## BEGIN EXTRACTED RECORDS
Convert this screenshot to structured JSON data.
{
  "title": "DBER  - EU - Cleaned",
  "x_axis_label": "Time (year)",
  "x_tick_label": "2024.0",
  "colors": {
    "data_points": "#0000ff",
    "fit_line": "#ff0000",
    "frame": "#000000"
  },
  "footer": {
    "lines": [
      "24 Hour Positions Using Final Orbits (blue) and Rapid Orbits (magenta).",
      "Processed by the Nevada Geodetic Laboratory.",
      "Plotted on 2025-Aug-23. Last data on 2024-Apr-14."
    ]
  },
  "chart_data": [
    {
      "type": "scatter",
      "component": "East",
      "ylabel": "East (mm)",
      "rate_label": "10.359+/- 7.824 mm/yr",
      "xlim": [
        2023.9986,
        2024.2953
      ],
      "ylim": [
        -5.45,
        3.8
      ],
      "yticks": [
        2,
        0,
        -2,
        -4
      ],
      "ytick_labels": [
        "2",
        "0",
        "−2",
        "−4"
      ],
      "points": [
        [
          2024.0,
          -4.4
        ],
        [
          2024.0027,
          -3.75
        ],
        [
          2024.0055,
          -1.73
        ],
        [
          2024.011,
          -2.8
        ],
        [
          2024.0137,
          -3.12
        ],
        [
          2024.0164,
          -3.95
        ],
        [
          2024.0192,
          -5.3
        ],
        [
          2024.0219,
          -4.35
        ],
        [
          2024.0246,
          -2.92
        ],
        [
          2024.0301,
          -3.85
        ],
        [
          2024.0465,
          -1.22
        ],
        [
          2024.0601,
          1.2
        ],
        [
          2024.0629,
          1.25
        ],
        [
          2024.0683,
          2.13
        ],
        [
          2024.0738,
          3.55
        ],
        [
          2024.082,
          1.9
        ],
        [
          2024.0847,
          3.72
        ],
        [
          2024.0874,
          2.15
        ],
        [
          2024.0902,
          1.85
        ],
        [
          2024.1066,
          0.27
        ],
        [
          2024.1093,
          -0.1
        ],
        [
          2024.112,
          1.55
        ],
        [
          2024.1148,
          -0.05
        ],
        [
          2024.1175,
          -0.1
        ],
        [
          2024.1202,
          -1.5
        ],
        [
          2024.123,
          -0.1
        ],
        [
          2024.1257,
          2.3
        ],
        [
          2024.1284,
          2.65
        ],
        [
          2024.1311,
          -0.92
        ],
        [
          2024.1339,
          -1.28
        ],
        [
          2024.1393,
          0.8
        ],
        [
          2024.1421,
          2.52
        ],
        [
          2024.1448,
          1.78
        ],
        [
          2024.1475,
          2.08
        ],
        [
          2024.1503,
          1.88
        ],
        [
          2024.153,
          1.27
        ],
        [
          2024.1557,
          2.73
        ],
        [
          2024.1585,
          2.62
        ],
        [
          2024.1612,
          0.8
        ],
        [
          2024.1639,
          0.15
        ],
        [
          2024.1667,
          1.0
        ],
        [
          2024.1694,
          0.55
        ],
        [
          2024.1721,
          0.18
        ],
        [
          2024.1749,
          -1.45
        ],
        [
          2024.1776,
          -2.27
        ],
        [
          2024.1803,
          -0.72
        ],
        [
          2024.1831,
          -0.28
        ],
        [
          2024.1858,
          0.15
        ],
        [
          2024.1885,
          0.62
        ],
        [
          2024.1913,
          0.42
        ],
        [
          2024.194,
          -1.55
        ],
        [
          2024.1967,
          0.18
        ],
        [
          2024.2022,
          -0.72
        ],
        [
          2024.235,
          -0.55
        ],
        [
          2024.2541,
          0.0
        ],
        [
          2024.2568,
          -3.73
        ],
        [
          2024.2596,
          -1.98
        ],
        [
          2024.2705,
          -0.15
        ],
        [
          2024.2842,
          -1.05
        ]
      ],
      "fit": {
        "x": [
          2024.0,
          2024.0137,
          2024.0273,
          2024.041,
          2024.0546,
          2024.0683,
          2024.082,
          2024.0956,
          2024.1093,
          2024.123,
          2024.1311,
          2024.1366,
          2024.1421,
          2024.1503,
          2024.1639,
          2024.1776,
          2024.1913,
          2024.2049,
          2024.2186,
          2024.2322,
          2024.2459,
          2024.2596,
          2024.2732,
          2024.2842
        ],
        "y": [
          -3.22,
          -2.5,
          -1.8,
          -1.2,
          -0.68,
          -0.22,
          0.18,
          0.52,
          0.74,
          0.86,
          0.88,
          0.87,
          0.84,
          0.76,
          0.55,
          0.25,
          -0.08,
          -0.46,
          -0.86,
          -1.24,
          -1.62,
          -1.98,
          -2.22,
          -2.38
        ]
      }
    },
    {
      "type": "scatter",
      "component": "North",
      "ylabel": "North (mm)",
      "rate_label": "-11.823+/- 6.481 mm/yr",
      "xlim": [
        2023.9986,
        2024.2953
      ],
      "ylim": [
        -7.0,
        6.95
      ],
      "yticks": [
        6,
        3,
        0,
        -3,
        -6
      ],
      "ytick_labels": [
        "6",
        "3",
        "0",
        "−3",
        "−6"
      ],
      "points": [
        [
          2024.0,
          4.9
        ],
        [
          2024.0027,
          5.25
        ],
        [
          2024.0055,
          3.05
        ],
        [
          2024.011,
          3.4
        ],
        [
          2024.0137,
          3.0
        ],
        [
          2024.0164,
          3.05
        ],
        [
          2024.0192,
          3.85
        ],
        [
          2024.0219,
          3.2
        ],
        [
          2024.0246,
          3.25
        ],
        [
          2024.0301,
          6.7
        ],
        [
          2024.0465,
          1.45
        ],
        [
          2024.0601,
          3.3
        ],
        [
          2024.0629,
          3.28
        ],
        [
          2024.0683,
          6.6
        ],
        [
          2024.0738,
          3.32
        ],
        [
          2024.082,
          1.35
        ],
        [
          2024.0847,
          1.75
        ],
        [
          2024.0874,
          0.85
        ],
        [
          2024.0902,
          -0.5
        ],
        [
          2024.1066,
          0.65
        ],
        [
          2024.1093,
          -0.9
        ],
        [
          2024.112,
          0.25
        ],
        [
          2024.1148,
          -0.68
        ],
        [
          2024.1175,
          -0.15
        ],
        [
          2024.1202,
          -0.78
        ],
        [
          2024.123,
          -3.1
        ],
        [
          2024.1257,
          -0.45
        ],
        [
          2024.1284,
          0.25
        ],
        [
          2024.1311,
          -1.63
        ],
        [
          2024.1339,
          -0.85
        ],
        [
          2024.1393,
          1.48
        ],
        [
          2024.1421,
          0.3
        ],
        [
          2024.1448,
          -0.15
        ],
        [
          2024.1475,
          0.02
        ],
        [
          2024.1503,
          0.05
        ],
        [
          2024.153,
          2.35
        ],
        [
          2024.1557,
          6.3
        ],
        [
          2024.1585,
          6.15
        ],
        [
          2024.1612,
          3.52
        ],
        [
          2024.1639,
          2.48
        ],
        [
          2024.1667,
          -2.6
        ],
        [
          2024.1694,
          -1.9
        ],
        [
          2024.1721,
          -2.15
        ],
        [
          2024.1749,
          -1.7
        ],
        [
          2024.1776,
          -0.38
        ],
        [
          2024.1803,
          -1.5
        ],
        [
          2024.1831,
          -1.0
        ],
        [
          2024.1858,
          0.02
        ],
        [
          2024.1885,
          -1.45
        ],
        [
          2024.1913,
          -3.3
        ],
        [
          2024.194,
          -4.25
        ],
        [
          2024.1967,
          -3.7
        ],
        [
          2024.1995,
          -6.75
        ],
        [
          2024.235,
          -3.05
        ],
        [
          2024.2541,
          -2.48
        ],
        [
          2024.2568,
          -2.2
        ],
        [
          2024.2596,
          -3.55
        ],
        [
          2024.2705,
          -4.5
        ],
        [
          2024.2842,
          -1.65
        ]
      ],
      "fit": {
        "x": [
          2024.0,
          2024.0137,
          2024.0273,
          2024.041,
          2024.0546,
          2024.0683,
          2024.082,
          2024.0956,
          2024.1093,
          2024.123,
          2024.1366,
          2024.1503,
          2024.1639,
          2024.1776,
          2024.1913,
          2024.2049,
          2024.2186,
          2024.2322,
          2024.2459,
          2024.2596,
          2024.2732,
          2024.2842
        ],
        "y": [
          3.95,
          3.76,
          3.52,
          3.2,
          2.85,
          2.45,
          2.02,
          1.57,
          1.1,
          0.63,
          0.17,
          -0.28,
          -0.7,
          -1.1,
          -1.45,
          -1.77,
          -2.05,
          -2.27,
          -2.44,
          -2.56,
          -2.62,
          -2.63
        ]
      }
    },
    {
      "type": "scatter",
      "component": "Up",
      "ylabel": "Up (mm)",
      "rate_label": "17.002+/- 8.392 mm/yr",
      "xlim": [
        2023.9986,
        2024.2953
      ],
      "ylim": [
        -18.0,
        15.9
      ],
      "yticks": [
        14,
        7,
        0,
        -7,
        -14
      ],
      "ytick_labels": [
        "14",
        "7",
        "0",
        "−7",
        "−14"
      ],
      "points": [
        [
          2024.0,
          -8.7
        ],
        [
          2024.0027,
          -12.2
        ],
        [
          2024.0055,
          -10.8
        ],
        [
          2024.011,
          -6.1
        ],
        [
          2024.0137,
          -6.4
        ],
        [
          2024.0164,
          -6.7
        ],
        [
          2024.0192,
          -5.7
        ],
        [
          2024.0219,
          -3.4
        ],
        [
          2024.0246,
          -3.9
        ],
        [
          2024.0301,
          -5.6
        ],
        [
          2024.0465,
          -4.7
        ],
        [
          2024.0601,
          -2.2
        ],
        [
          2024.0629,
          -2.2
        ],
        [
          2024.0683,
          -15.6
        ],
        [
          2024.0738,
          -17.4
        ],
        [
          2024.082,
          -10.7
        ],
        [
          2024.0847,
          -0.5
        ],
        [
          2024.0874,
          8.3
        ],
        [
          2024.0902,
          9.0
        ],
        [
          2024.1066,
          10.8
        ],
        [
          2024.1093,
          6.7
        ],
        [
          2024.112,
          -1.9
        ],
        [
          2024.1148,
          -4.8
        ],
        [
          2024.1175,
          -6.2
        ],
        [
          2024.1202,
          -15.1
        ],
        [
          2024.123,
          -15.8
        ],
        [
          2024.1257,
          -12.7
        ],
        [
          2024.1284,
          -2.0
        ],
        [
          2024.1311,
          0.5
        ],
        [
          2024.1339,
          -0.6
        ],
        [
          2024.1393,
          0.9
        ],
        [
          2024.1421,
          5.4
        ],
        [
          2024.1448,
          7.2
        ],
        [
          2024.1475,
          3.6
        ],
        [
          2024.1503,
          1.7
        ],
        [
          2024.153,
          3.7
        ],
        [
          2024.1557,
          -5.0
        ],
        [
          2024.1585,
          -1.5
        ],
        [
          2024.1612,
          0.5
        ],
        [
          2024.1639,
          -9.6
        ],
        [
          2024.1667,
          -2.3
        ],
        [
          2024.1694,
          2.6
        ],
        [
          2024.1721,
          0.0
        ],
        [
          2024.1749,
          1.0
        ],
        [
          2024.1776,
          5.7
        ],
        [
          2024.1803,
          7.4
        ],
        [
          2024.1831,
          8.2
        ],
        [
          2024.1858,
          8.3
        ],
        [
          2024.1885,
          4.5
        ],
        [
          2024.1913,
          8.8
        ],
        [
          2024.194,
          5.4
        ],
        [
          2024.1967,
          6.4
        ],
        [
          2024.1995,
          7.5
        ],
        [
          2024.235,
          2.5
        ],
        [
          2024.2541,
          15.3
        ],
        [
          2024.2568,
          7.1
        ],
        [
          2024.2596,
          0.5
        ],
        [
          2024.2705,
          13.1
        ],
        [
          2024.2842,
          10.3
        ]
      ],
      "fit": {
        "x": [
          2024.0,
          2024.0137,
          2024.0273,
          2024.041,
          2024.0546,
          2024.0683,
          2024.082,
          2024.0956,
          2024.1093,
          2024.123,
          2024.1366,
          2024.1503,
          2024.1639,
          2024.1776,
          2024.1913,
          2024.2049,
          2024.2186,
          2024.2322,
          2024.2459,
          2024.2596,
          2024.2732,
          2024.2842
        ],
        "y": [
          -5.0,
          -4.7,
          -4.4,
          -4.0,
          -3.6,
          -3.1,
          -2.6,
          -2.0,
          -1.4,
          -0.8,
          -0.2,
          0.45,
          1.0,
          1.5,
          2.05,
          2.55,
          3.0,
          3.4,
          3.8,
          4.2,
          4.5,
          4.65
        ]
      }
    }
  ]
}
## END EXTRACTED RECORDS
= TASK OBJECTIVE =
In the records above, find the lines containing "component" and copy them.

= FINISHED ANSWER =
      "component": "East",
      "component": "North",
      "component": "Up",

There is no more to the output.